__TASK DETAILS__
Without the pictures, set down every line of the data exactly.

== EXCERPTED RECORDS

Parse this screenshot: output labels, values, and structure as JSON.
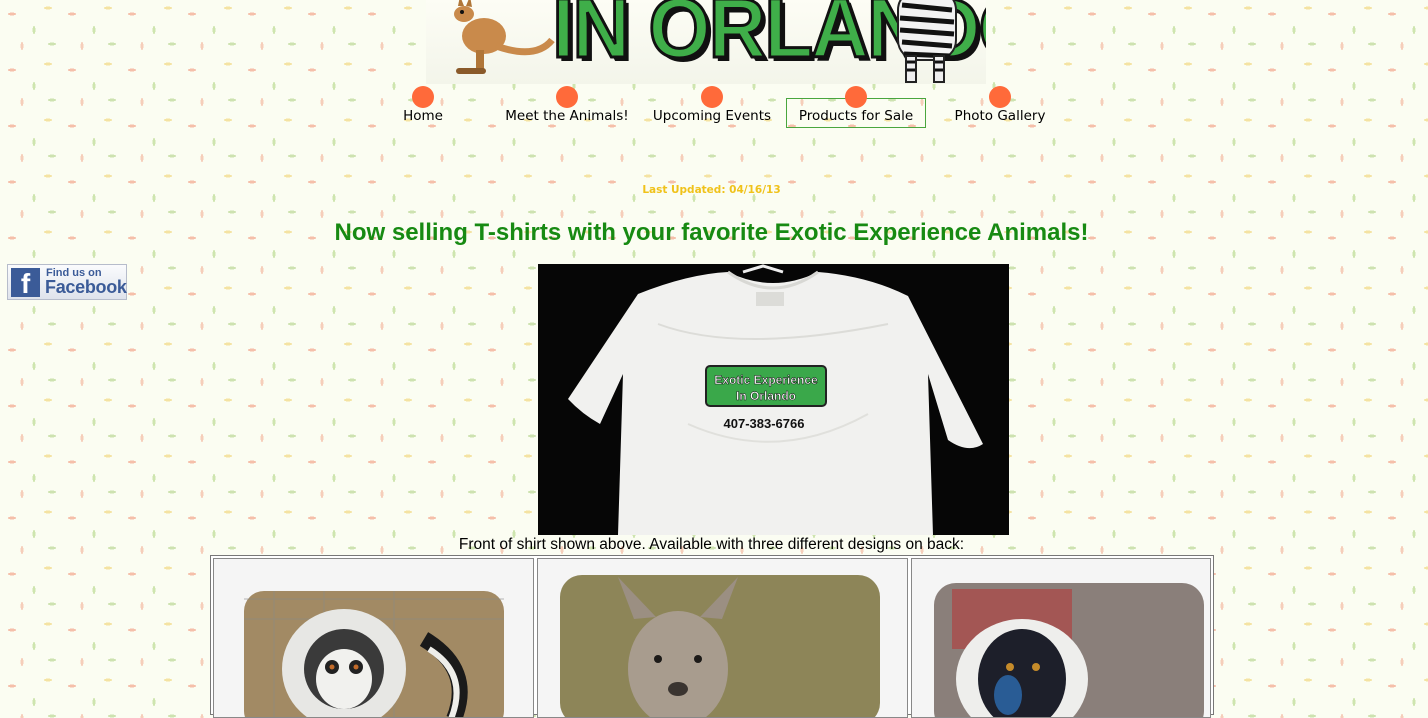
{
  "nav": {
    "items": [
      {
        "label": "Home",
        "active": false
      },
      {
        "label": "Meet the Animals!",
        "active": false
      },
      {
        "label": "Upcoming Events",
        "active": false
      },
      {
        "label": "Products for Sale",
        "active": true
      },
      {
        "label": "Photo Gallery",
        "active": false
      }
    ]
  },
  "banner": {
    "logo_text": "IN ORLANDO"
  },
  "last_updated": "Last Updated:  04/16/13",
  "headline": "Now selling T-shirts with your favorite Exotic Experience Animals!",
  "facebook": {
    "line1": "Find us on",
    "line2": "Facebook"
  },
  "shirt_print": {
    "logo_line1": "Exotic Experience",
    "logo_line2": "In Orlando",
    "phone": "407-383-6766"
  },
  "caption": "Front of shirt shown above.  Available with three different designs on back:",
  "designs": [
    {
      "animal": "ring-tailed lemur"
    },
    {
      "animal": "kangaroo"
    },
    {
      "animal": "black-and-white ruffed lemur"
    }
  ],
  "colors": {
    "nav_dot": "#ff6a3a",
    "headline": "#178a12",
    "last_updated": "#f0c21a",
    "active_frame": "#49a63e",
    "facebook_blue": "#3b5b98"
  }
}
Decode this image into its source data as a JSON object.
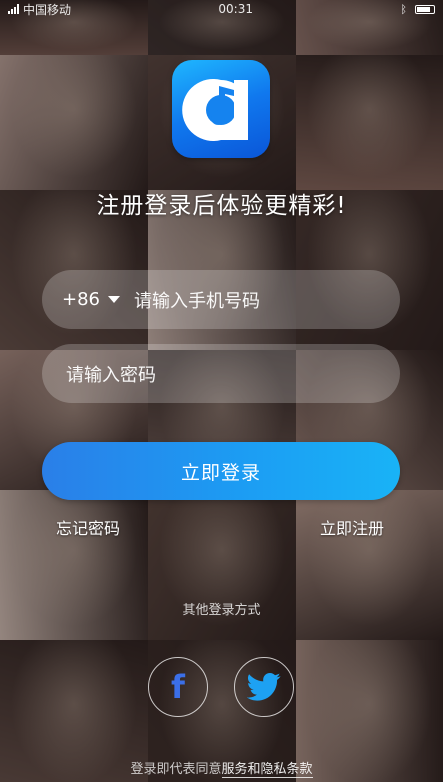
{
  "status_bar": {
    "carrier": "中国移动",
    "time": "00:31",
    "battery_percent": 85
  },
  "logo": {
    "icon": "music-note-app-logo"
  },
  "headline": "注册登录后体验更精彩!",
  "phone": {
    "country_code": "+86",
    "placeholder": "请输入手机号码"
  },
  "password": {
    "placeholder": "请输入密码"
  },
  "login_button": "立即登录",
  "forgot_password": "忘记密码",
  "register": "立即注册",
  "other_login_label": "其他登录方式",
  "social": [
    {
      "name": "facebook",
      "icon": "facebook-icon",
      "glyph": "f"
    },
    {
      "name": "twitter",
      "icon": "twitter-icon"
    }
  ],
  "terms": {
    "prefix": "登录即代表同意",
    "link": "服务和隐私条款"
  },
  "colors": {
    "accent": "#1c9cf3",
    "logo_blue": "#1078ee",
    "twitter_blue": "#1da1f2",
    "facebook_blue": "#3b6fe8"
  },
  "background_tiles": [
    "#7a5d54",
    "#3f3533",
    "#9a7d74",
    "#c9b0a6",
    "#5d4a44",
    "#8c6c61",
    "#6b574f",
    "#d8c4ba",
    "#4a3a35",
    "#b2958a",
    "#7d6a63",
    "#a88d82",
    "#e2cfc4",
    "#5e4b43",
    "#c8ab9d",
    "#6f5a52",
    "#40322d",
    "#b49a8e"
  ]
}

====

__WORKED ANSWER__
Parse this screenshot: output labels, values, and structure as JSON.
{
  "nav": {
    "items": [
      {
        "label": "Home",
        "active": false
      },
      {
        "label": "Meet the Animals!",
        "active": false
      },
      {
        "label": "Upcoming Events",
        "active": false
      },
      {
        "label": "Products for Sale",
        "active": true
      },
      {
        "label": "Photo Gallery",
        "active": false
      }
    ]
  },
  "banner": {
    "logo_text": "IN ORLANDO"
  },
  "last_updated": "Last Updated:  04/16/13",
  "headline": "Now selling T-shirts with your favorite Exotic Experience Animals!",
  "facebook": {
    "line1": "Find us on",
    "line2": "Facebook"
  },
  "shirt_print": {
    "logo_line1": "Exotic Experience",
    "logo_line2": "In Orlando",
    "phone": "407-383-6766"
  },
  "caption": "Front of shirt shown above.  Available with three different designs on back:",
  "designs": [
    {
      "animal": "ring-tailed lemur"
    },
    {
      "animal": "kangaroo"
    },
    {
      "animal": "black-and-white ruffed lemur"
    }
  ],
  "colors": {
    "nav_dot": "#ff6a3a",
    "headline": "#178a12",
    "last_updated": "#f0c21a",
    "active_frame": "#49a63e",
    "facebook_blue": "#3b5b98"
  }
}
Decode this image into its source data as a JSON object.
{
  "status_bar": {
    "carrier": "中国移动",
    "time": "00:31",
    "battery_percent": 85
  },
  "logo": {
    "icon": "music-note-app-logo"
  },
  "headline": "注册登录后体验更精彩!",
  "phone": {
    "country_code": "+86",
    "placeholder": "请输入手机号码"
  },
  "password": {
    "placeholder": "请输入密码"
  },
  "login_button": "立即登录",
  "forgot_password": "忘记密码",
  "register": "立即注册",
  "other_login_label": "其他登录方式",
  "social": [
    {
      "name": "facebook",
      "icon": "facebook-icon",
      "glyph": "f"
    },
    {
      "name": "twitter",
      "icon": "twitter-icon"
    }
  ],
  "terms": {
    "prefix": "登录即代表同意",
    "link": "服务和隐私条款"
  },
  "colors": {
    "accent": "#1c9cf3",
    "logo_blue": "#1078ee",
    "twitter_blue": "#1da1f2",
    "facebook_blue": "#3b6fe8"
  },
  "background_tiles": [
    "#7a5d54",
    "#3f3533",
    "#9a7d74",
    "#c9b0a6",
    "#5d4a44",
    "#8c6c61",
    "#6b574f",
    "#d8c4ba",
    "#4a3a35",
    "#b2958a",
    "#7d6a63",
    "#a88d82",
    "#e2cfc4",
    "#5e4b43",
    "#c8ab9d",
    "#6f5a52",
    "#40322d",
    "#b49a8e"
  ]
}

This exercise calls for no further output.